+++ Data extract

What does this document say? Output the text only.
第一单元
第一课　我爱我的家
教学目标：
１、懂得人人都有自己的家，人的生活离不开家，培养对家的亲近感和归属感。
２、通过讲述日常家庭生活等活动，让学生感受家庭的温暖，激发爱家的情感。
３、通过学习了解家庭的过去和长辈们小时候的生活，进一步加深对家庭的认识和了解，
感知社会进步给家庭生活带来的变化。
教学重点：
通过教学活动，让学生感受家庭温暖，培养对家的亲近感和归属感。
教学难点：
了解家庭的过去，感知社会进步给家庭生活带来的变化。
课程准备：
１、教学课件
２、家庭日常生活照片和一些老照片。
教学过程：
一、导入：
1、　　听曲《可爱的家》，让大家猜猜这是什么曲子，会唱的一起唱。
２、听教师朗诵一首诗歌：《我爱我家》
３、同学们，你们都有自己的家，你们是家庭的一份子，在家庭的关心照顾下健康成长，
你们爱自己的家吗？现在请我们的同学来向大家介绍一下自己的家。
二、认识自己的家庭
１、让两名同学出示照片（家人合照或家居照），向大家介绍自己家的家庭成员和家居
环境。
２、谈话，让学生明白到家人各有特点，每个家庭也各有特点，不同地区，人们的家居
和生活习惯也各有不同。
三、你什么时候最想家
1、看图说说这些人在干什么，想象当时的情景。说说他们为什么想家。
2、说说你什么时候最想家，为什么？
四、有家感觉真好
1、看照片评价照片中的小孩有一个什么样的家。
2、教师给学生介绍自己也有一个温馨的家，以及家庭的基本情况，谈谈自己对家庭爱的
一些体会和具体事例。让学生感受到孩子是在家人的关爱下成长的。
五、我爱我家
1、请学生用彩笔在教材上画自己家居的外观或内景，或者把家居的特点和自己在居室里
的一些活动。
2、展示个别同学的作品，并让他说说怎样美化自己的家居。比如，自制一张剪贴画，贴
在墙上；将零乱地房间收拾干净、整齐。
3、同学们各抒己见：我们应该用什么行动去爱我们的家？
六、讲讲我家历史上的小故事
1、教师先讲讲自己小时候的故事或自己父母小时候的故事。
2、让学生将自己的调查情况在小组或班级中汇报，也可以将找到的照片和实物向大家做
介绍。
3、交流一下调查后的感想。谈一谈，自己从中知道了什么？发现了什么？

++++++

* [To do]
Tell how many lines in the material contain the word "培养对家的亲近感和归属感". Only the number is wanted.

* [Correct result]
2